--- GOAL OF THE EXERCISE ---
Count how many lines in the records below contain the string "name". Matching is case-sensitive; give only the number.

--- SUPPLIED RECORDS ---
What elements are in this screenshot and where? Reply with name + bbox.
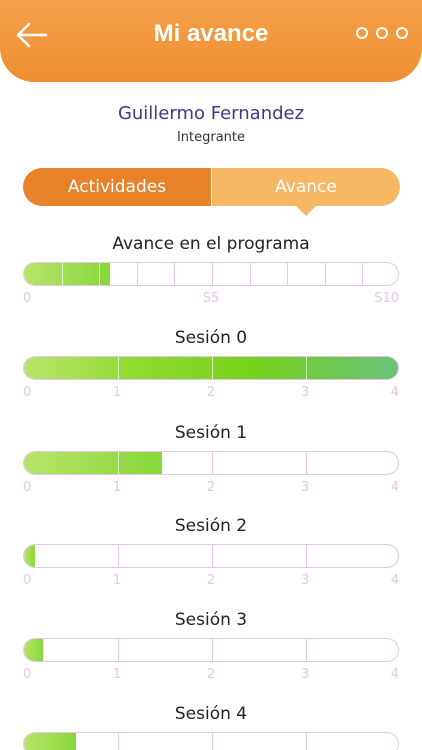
bar-tick: [118, 545, 119, 567]
bar-tick: [212, 733, 213, 750]
progress-fill: [24, 357, 398, 379]
scale-label: 0: [23, 667, 32, 682]
scale-label: 0: [23, 291, 32, 306]
section-title: Avance en el programa: [112, 234, 310, 254]
progress-bar: [23, 544, 399, 568]
scale-label: 2: [206, 480, 216, 495]
bar-tick: [212, 357, 213, 379]
scale-label: S5: [202, 291, 220, 306]
progress-bar: [23, 262, 399, 286]
progress-fill: [24, 452, 163, 474]
tab-bar: Actividades Avance: [23, 168, 400, 216]
bar-tick: [118, 357, 119, 379]
bar-tick: [306, 452, 307, 474]
bar-tick: [324, 263, 326, 285]
scale-label: 4: [390, 667, 399, 682]
user-role: Integrante: [176, 130, 246, 145]
scale-label: 3: [300, 667, 310, 682]
section-title: Sesión 0: [174, 328, 248, 348]
bar-tick: [212, 545, 213, 567]
bar-tick: [99, 263, 101, 285]
scale-label: 4: [390, 573, 399, 588]
app-header: Mi avance: [0, 0, 422, 82]
scale-label: S10: [374, 291, 399, 306]
bar-tick: [362, 263, 364, 285]
bar-tick: [174, 263, 176, 285]
progress-section: Sesión 2 0 1 2 3 4: [0, 516, 422, 588]
scale-label: 3: [300, 480, 310, 495]
bar-tick: [61, 263, 63, 285]
scale-label: 3: [300, 573, 310, 588]
scale-label: 3: [300, 385, 310, 400]
more-options-button[interactable]: [356, 27, 408, 41]
bar-tick: [306, 545, 307, 567]
scale-label: 1: [112, 385, 122, 400]
scale-label: 0: [23, 480, 32, 495]
bar-tick: [212, 639, 213, 661]
bar-tick: [306, 357, 307, 379]
bar-tick: [306, 733, 307, 750]
scale-label: 0: [23, 385, 32, 400]
more-dots-icon: [356, 27, 368, 39]
bar-tick: [287, 263, 289, 285]
scale-label: 4: [390, 480, 399, 495]
bar-tick: [118, 452, 119, 474]
bar-scale-labels: 0 1 2 3 4: [23, 385, 399, 401]
bar-scale-labels: 0 1 2 3 4: [23, 667, 399, 683]
section-title: Sesión 2: [174, 516, 248, 536]
progress-section: Sesión 401234: [0, 704, 422, 750]
progress-fill: [24, 639, 43, 661]
section-title: Sesión 1: [174, 423, 248, 443]
scale-label: 2: [206, 385, 216, 400]
tab-actividades[interactable]: Actividades: [23, 168, 212, 206]
progress-section: Sesión 0 0 1 2 3 4: [0, 328, 422, 400]
more-dots-icon: [396, 27, 408, 39]
section-title: Sesión 4: [174, 704, 248, 724]
scale-label: 1: [112, 480, 122, 495]
scale-label: 0: [23, 573, 32, 588]
scale-label: 4: [390, 385, 399, 400]
scale-label: 2: [206, 667, 216, 682]
tab-avance[interactable]: Avance: [212, 168, 400, 216]
progress-section: Sesión 1 0 1 2 3 4: [0, 423, 422, 495]
scale-label: 2: [206, 573, 216, 588]
bar-scale-labels: 0 1 2 3 4: [23, 573, 399, 589]
bar-tick: [306, 639, 307, 661]
progress-fill: [24, 733, 77, 750]
bar-scale-labels: 0 S5 S10: [23, 291, 399, 307]
bar-tick: [118, 733, 119, 750]
user-name: Guillermo Fernandez: [117, 103, 305, 124]
progress-bar: [23, 356, 399, 380]
more-dots-icon: [376, 27, 388, 39]
progress-fill: [24, 263, 111, 285]
bar-tick: [249, 263, 251, 285]
bar-scale-labels: 0 1 2 3 4: [23, 480, 399, 496]
progress-section: Avance en el programa 0 S5 S10: [0, 234, 422, 306]
section-title: Sesión 3: [174, 610, 248, 630]
scale-label: 1: [112, 667, 122, 682]
progress-bar: [23, 732, 399, 750]
progress-bar: [23, 451, 399, 475]
bar-tick: [212, 452, 213, 474]
progress-fill: [24, 545, 36, 567]
progress-section: Sesión 3 0 1 2 3 4: [0, 610, 422, 682]
scale-label: 1: [112, 573, 122, 588]
bar-tick: [212, 263, 213, 285]
bar-tick: [118, 639, 119, 661]
progress-bar: [23, 638, 399, 662]
bar-tick: [136, 263, 138, 285]
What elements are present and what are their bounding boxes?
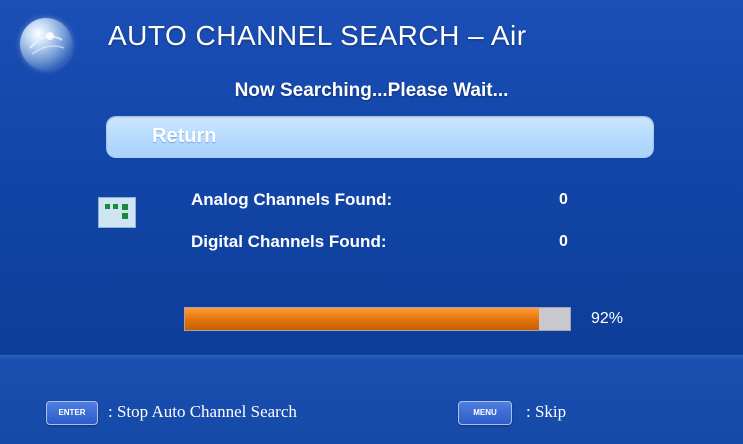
channel-list-icon (98, 197, 136, 228)
auto-channel-search-screen: AUTO CHANNEL SEARCH – Air Now Searching.… (0, 0, 743, 444)
search-progress-fill (185, 308, 540, 330)
search-status-text: Now Searching...Please Wait... (234, 80, 509, 101)
search-progress-percent: 92% (591, 310, 624, 327)
analog-channels-count: 0 (559, 191, 568, 208)
analog-channels-label: Analog Channels Found: (191, 190, 393, 209)
return-button[interactable]: Return (106, 116, 654, 158)
enter-key-hint: : Stop Auto Channel Search (108, 402, 297, 421)
return-button-label: Return (152, 125, 217, 147)
enter-key-badge[interactable]: ENTER (46, 401, 98, 425)
search-progress-bar (184, 307, 571, 331)
menu-key-hint: : Skip (526, 402, 567, 421)
footer-bar: ENTER : Stop Auto Channel Search MENU : … (0, 361, 743, 444)
satellite-globe-icon (20, 18, 72, 70)
menu-key-badge[interactable]: MENU (458, 401, 512, 425)
digital-channels-label: Digital Channels Found: (191, 232, 387, 251)
digital-channels-count: 0 (559, 233, 568, 250)
page-title: AUTO CHANNEL SEARCH – Air (108, 20, 527, 51)
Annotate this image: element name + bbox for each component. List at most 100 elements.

--- RESULT ---
3